Stored records

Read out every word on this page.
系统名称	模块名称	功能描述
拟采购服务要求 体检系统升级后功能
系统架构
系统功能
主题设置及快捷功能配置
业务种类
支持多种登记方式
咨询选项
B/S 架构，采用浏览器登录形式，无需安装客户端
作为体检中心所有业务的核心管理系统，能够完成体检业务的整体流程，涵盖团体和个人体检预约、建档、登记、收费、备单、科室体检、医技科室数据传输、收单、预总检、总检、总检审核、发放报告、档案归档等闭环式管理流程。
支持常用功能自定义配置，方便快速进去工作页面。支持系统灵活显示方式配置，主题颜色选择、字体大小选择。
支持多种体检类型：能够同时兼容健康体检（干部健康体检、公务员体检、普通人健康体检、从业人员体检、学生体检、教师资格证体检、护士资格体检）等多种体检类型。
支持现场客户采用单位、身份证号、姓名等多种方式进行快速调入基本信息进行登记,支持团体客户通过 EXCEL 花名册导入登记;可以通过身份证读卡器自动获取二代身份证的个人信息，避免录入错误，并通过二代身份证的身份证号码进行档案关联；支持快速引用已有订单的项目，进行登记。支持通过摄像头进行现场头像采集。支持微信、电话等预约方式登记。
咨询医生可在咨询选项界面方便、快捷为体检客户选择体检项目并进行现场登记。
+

Task
From the records above, please extract every line and repeat it exactly.

Written response
Read out every word on this page.
系统名称	模块名称	功能描述
拟采购服务要求 体检系统升级后功能
系统架构
系统功能
主题设置及快捷功能配置
业务种类
支持多种登记方式
咨询选项
B/S 架构，采用浏览器登录形式，无需安装客户端
作为体检中心所有业务的核心管理系统，能够完成体检业务的整体流程，涵盖团体和个人体检预约、建档、登记、收费、备单、科室体检、医技科室数据传输、收单、预总检、总检、总检审核、发放报告、档案归档等闭环式管理流程。
支持常用功能自定义配置，方便快速进去工作页面。支持系统灵活显示方式配置，主题颜色选择、字体大小选择。
支持多种体检类型：能够同时兼容健康体检（干部健康体检、公务员体检、普通人健康体检、从业人员体检、学生体检、教师资格证体检、护士资格体检）等多种体检类型。
支持现场客户采用单位、身份证号、姓名等多种方式进行快速调入基本信息进行登记,支持团体客户通过 EXCEL 花名册导入登记;可以通过身份证读卡器自动获取二代身份证的个人信息，避免录入错误，并通过二代身份证的身份证号码进行档案关联；支持快速引用已有订单的项目，进行登记。支持通过摄像头进行现场头像采集。支持微信、电话等预约方式登记。
咨询医生可在咨询选项界面方便、快捷为体检客户选择体检项目并进行现场登记。
+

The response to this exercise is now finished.